■ **QUOTED TEXT**
=-=-=-=-=
Transform generated data after generation, often reverting preprocessing.

The default implementation is a no-op.

Source code in src/nemo_safe_synthesizer/data_processing/actions/data_actions.py

def postprocess(self, df: pd.DataFrame) -> pd.DataFrame:
    """Transform generated data after generation, often reverting preprocessing.

    The default implementation is a no-op.
    """
    return df

`validate_batch(batch, df)` ¶

Split a generated batch into valid and rejected rows.

Parameters:

Name	Type	Description	Default
`batch`	`DataFrame`	Newly generated data to validate.	required
`df`	`DataFrame`	Reference dataset providing context for validation.	required

Returns:

Type	Description
`tuple[DataFrame, DataFrame]`	A tuple of (valid_rows, rejected_rows) DataFrames.

Source code in src/nemo_safe_synthesizer/data_processing/actions/data_actions.py

def validate_batch(self, batch: pd.DataFrame, df: pd.DataFrame) -> tuple[pd.DataFrame, pd.DataFrame]:
    """Split a generated batch into valid and rejected rows.

    Args:
        batch: Newly generated data to validate.
        df: Reference dataset providing context for validation.

    Returns:
        A tuple of (valid_rows, rejected_rows) DataFrames.
    """
    batch_copy = batch.copy()
    valid_mask = self._validate_batch(batch, df)
    return batch_copy[valid_mask], batch_copy[~valid_mask]

`generate(df)` ¶

Generate new data and merge it into the DataFrame.

Override to create net-new columns or rows. The default implementation is a no-op.

Source code in src/nemo_safe_synthesizer/data_processing/actions/data_actions.py

def generate(self, df: pd.DataFrame) -> pd.DataFrame:
    """Generate new data and merge it into the DataFrame.

    Override to create net-new columns or rows. The default implementation
    is a no-op.
    """
    return df

`functions()` ¶

Return a Functions bundle containing only the overridden phase methods.

Methods that were not overridden from BaseAction are excluded so that only actions with real work appear during debugging.

Source code in src/nemo_safe_synthesizer/data_processing/actions/data_actions.py

def functions(self) -> Functions:
    """Return a ``Functions`` bundle containing only the overridden phase methods.

    Methods that were not overridden from ``BaseAction`` are excluded so
    that only actions with real work appear during debugging.
    """

    # We use FunctionType annotation for method rather than Callable
    # because Callable does not guarantee a __name__ attribute, so type
    # checking with ty will fail. See
    # https://docs.astral.sh/ty/reference/typing-faq/#why-does-ty-say-callable-has-no-attribute-__name__
    def _method_if_overridden(method: FunctionType) -> FunctionType | None:
        method_fn = getattr(method, "__func__", None)
        class_fn = getattr(BaseAction, method.__name__)
=-=-=-=-=
Set down word for word the passage of the data actions documentation starting at "df: Reference dataset" and ending at "valid_mask = self._validate_batch(batch, df)". The material that comes next has no connection to the data actions documentation above.

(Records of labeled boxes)
=-=-=-=-=
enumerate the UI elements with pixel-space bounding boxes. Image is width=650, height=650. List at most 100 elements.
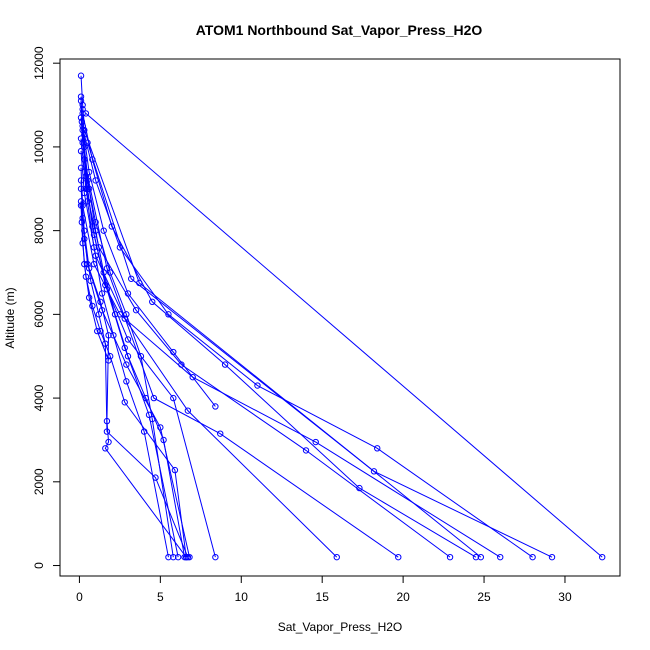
x-axis-label: Sat_Vapor_Press_H2O	[278, 620, 403, 634]
data-point	[165, 311, 172, 318]
data-point	[124, 353, 132, 360]
data-point	[157, 424, 164, 431]
series-line	[83, 130, 482, 558]
data-point	[477, 553, 485, 561]
data-point	[102, 340, 109, 347]
data-point	[124, 336, 132, 343]
data-point	[170, 553, 177, 561]
data-point	[81, 126, 88, 134]
data-point	[189, 373, 196, 381]
data-point	[79, 110, 86, 117]
data-point	[79, 106, 86, 113]
series-line	[82, 109, 179, 558]
data-point	[446, 553, 454, 561]
data-point	[132, 306, 140, 314]
data-point	[77, 93, 85, 100]
data-point	[81, 260, 88, 268]
data-point	[97, 298, 104, 305]
series-11	[81, 156, 402, 561]
data-point	[548, 553, 556, 561]
data-point	[184, 407, 192, 414]
data-point	[103, 265, 111, 272]
x-tick-label: 20	[396, 590, 410, 604]
data-point	[170, 394, 177, 402]
data-point	[82, 185, 90, 192]
data-point	[105, 357, 112, 364]
x-tick-label: 25	[477, 590, 491, 604]
series-line	[82, 125, 216, 407]
series-20	[78, 219, 112, 364]
data-point	[472, 553, 480, 561]
series-line	[81, 222, 110, 361]
data-point	[77, 97, 85, 105]
data-point	[77, 202, 85, 209]
data-point	[149, 415, 156, 423]
series-7	[81, 131, 536, 561]
data-point	[136, 279, 143, 287]
data-point	[302, 447, 310, 454]
data-point	[87, 277, 94, 285]
series-line	[80, 167, 501, 558]
data-point	[95, 311, 103, 318]
data-point	[105, 438, 112, 446]
data-point	[212, 553, 219, 561]
data-point	[312, 438, 319, 446]
data-point	[599, 553, 606, 561]
x-tick-label: 5	[157, 590, 164, 604]
x-tick-label: 10	[235, 590, 249, 604]
data-point	[529, 553, 536, 561]
data-point	[77, 72, 85, 79]
plot-frame	[59, 58, 621, 577]
data-point	[374, 445, 381, 452]
data-point	[81, 156, 88, 163]
data-point	[171, 466, 179, 474]
data-point	[183, 553, 190, 561]
data-point	[395, 553, 402, 561]
data-point	[110, 332, 117, 339]
y-tick-label: 4000	[32, 384, 46, 411]
data-point	[100, 227, 107, 234]
data-point	[90, 231, 98, 239]
data-point	[82, 110, 90, 117]
data-point	[212, 403, 219, 410]
series-line	[80, 117, 174, 558]
x-tick-label: 0	[76, 590, 83, 604]
data-point	[106, 269, 114, 276]
data-point	[497, 553, 504, 561]
data-point	[123, 361, 130, 368]
data-point	[84, 198, 91, 205]
data-point	[165, 553, 172, 561]
x-tick-label: 30	[558, 590, 572, 604]
data-point	[254, 382, 261, 389]
data-point	[106, 353, 114, 360]
data-point	[94, 327, 101, 335]
y-tick-label: 0	[32, 562, 46, 569]
data-point	[79, 101, 86, 109]
data-point	[77, 135, 85, 142]
series-line	[83, 159, 399, 558]
series-2	[77, 93, 172, 561]
data-point	[103, 428, 111, 435]
data-point	[77, 177, 85, 184]
data-point	[89, 302, 96, 310]
y-tick-label: 10000	[32, 130, 46, 164]
data-point	[103, 286, 111, 293]
data-point	[95, 244, 103, 251]
series-13	[84, 139, 556, 561]
data-point	[85, 294, 93, 301]
x-tick-label: 15	[316, 590, 330, 604]
data-point	[77, 164, 85, 172]
y-axis-label: Altitude (m)	[3, 287, 17, 348]
series-line	[82, 113, 477, 558]
data-point	[105, 332, 112, 339]
series-layer	[77, 72, 606, 561]
y-axis: 0 2000 4000 6000 8000 10000 12000	[32, 46, 61, 569]
data-point	[121, 344, 128, 352]
data-point	[174, 553, 182, 561]
series-14	[81, 126, 485, 561]
data-point	[370, 468, 378, 475]
data-point	[128, 275, 135, 282]
series-15	[82, 110, 606, 561]
y-tick-label: 2000	[32, 468, 46, 495]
=-=-=-=-=
■ **RESULT**
df: Reference dataset providing context for validation.

    Returns:
        A tuple of (valid_rows, rejected_rows) DataFrames.
    """
    batch_copy = batch.copy()
    valid_mask = self._validate_batch(batch, df)